**DATA FOR THE TASK**
• • • • •
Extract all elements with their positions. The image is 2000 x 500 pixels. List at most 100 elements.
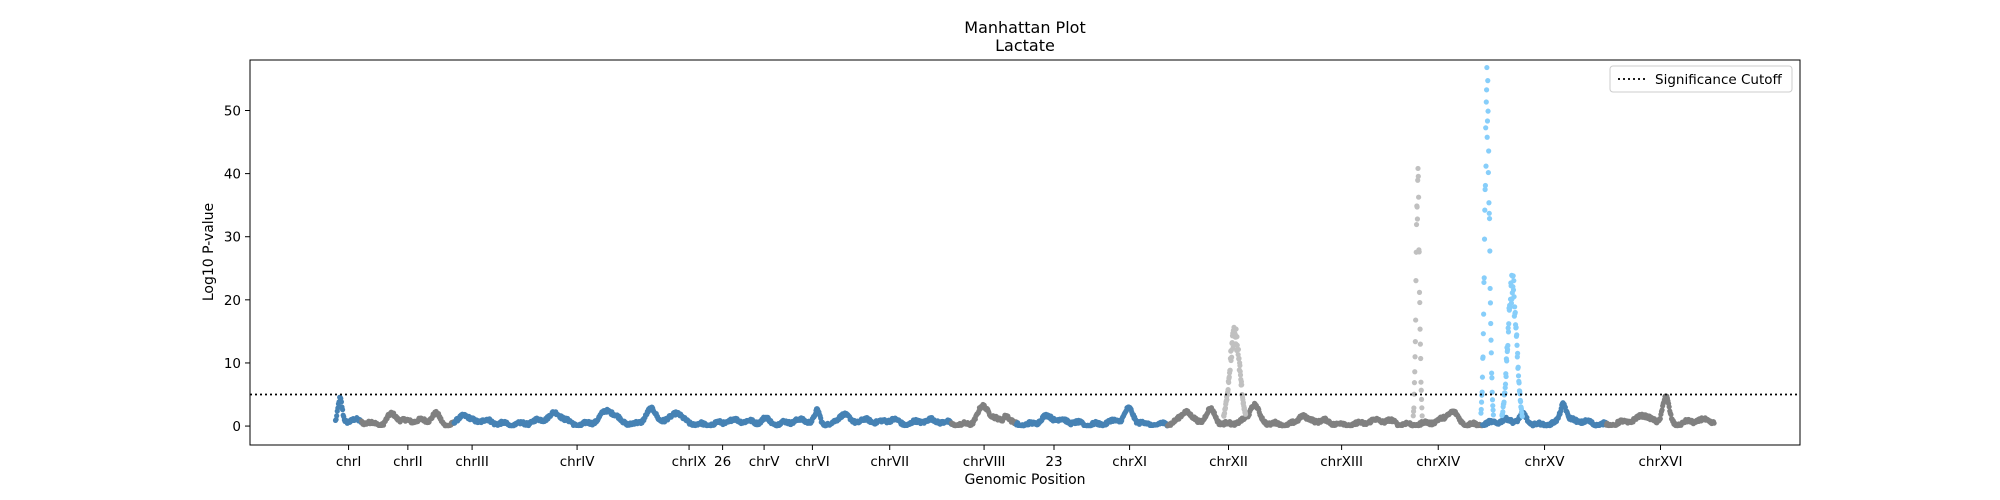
significant-snp-point (1416, 249, 1422, 255)
y-tick-label: 0 (232, 419, 241, 435)
significant-snp-point (1418, 387, 1424, 393)
significant-snp-point (1242, 411, 1249, 417)
significant-snp-point (1482, 207, 1488, 213)
significant-snp-point (1226, 379, 1232, 386)
significant-snp-point (1506, 321, 1512, 327)
significant-snp-point (1505, 342, 1511, 349)
significant-snp-point (1486, 210, 1492, 216)
x-tick-label: chrXIII (1320, 454, 1363, 470)
x-tick-label: chrXII (1209, 454, 1248, 470)
significant-snp-point (1483, 87, 1490, 93)
significant-snp-point (1413, 278, 1419, 284)
significant-snp-point (1410, 413, 1416, 419)
significant-snp-point (1489, 375, 1495, 381)
significant-snp-point (1505, 329, 1512, 335)
significant-snp-point (1413, 221, 1420, 228)
significant-snp-point (1484, 134, 1490, 140)
x-tick-label: chrVIII (963, 454, 1006, 470)
significant-snp-point (1234, 342, 1240, 348)
significant-snp-point (1489, 370, 1495, 376)
significant-snp-point (1226, 374, 1232, 380)
significant-snp-point (1235, 346, 1242, 353)
chart-title: Manhattan Plot (964, 18, 1085, 37)
significant-snp-point (1503, 373, 1509, 380)
significant-snp-point (1227, 367, 1233, 373)
legend: Significance Cutoff (1609, 65, 1793, 93)
significant-snp-point (1515, 350, 1521, 356)
significant-snp-point (1222, 405, 1229, 411)
significant-snp-point (1486, 215, 1493, 222)
significant-snp-point (1488, 320, 1494, 327)
x-axis: chrI chrII chrIII chrIV chrIX 26 chrV chrVI chrV… (336, 445, 1683, 470)
significant-snp-point (1489, 389, 1495, 395)
significant-snp-point (1234, 334, 1240, 340)
significant-snp-point (1484, 64, 1490, 71)
snp-point (1711, 420, 1717, 426)
significant-snp-point (1418, 396, 1425, 402)
significant-snp-point (1482, 182, 1488, 189)
significant-snp-point (1489, 397, 1496, 403)
significant-snp-point (1481, 275, 1487, 281)
snp-point (1666, 404, 1672, 410)
significant-snp-point (1516, 380, 1522, 386)
significant-snp-point (1415, 177, 1421, 183)
x-tick-label: chrV (749, 454, 781, 470)
significant-snp-point (1512, 304, 1518, 310)
legend-label-significance-cutoff: Significance Cutoff (1655, 72, 1783, 88)
significant-snp-point (1488, 337, 1494, 343)
x-tick-label: chrII (393, 454, 423, 470)
significant-snp-point (1415, 165, 1421, 172)
significant-snp-point (1411, 380, 1418, 386)
significant-snp-point (1484, 118, 1491, 124)
significant-snp-point (1481, 236, 1488, 242)
significant-snp-point (1511, 294, 1517, 300)
x-tick-label: chrXI (1112, 454, 1147, 470)
significant-snp-point (1515, 364, 1521, 370)
significant-snp-point (1413, 317, 1419, 323)
y-tick-label: 50 (224, 103, 241, 119)
significant-snp-point (1229, 354, 1235, 360)
significant-snp-point (1490, 407, 1496, 413)
x-tick-label: 26 (714, 454, 731, 470)
significant-snp-point (1480, 331, 1486, 337)
significant-snp-point (1511, 278, 1517, 284)
significant-snp-point (1512, 309, 1518, 316)
data-points (332, 64, 1717, 429)
significant-snp-point (1481, 279, 1487, 286)
significant-snp-point (1519, 413, 1525, 419)
significant-snp-point (1513, 324, 1519, 331)
significant-snp-point (1514, 332, 1520, 338)
significant-snp-point (1483, 163, 1489, 169)
significant-snp-point (1237, 362, 1243, 369)
significant-snp-point (1416, 289, 1423, 295)
x-tick-label: chrIX (672, 454, 707, 470)
significant-snp-point (1419, 413, 1425, 419)
significant-snp-point (1224, 397, 1230, 403)
snp-point (1659, 407, 1665, 413)
significant-snp-point (1507, 304, 1513, 310)
significant-snp-point (1411, 391, 1417, 397)
significant-snp-point (1415, 173, 1421, 179)
y-tick-label: 30 (224, 230, 241, 246)
significant-snp-point (1490, 403, 1496, 409)
significant-snp-point (1236, 355, 1242, 361)
significant-snp-point (1488, 350, 1494, 356)
significant-snp-point (1412, 369, 1418, 375)
significant-snp-point (1485, 108, 1491, 114)
x-tick-label: chrXV (1525, 454, 1566, 470)
x-tick-label: chrXVI (1639, 454, 1683, 470)
significant-snp-point (1230, 345, 1236, 351)
significant-snp-point (1481, 311, 1487, 317)
x-tick-label: chrIII (455, 454, 488, 470)
x-tick-label: chrVI (795, 454, 830, 470)
snp-point (334, 413, 340, 419)
x-tick-label: chrIV (560, 454, 596, 470)
significant-snp-point (1505, 325, 1511, 331)
significant-snp-point (1487, 285, 1493, 292)
significant-snp-point (1237, 372, 1244, 378)
x-tick-label: chrXIV (1416, 454, 1461, 470)
significant-snp-point (1418, 379, 1424, 385)
significant-snp-point (1508, 300, 1515, 306)
x-axis-label: Genomic Position (964, 472, 1085, 488)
• • • • •
**WORK INSTRUCTION**
Scan the preceding records for lines with the word "chrIII". Say how many there are and nothing else.

**EXERCISE RESPONSE**
2